DIRECTIONS - Select each line where the word "color" appears.

>> BEGIN ENTRIES PROVIDED

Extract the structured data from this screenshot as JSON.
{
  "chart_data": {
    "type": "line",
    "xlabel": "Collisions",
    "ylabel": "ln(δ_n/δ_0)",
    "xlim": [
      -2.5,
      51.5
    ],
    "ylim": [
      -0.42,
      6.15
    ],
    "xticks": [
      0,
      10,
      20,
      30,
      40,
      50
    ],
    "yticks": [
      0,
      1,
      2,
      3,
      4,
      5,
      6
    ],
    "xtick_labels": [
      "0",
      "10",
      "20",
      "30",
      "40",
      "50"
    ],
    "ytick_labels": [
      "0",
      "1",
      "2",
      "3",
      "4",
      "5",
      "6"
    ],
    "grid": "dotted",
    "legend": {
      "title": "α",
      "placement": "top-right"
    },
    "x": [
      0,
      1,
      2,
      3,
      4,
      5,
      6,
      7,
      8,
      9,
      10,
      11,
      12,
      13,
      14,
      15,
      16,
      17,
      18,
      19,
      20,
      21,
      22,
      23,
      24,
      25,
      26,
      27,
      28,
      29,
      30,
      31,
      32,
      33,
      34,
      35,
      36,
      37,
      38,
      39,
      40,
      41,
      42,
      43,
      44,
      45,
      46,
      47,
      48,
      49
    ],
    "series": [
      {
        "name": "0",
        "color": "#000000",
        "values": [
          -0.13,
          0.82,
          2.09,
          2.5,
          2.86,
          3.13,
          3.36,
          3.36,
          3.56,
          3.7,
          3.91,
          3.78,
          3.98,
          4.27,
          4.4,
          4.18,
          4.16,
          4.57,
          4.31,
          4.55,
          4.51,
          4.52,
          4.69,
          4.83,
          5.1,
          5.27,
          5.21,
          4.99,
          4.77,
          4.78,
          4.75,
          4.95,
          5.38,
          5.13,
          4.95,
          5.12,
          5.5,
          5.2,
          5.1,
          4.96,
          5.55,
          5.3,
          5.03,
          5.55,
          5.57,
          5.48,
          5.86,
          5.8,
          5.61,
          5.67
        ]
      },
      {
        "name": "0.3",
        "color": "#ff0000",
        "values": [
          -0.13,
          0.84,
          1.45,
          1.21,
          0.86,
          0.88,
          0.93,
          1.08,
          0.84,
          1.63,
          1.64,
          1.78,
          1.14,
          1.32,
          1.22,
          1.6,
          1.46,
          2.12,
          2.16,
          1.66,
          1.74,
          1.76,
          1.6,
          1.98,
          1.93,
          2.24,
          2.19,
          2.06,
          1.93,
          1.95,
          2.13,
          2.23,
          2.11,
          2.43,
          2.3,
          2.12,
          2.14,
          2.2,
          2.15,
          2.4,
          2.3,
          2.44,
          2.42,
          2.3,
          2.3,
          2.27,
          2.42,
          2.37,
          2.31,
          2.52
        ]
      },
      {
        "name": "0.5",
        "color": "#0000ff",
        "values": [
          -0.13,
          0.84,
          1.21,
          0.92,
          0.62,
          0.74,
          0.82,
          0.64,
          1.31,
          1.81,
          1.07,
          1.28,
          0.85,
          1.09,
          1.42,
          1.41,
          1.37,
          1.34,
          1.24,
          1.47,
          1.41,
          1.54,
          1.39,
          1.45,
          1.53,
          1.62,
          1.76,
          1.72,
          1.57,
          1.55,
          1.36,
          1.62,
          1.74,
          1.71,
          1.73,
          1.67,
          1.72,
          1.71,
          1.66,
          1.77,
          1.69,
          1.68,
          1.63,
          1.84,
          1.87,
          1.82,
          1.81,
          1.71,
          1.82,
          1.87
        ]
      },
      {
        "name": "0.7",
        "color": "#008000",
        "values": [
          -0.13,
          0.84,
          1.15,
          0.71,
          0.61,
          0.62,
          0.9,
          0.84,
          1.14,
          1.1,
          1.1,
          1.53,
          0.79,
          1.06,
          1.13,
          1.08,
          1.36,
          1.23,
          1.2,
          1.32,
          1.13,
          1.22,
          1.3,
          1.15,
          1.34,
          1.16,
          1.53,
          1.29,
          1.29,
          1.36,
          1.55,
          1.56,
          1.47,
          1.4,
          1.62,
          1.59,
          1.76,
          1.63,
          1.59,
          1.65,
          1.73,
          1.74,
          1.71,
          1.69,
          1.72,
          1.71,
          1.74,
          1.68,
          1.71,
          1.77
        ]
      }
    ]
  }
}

>> END ENTRIES PROVIDED

RESULT FOR THIS TASK -
        "color": "#000000",
        "color": "#ff0000",
        "color": "#0000ff",
        "color": "#008000",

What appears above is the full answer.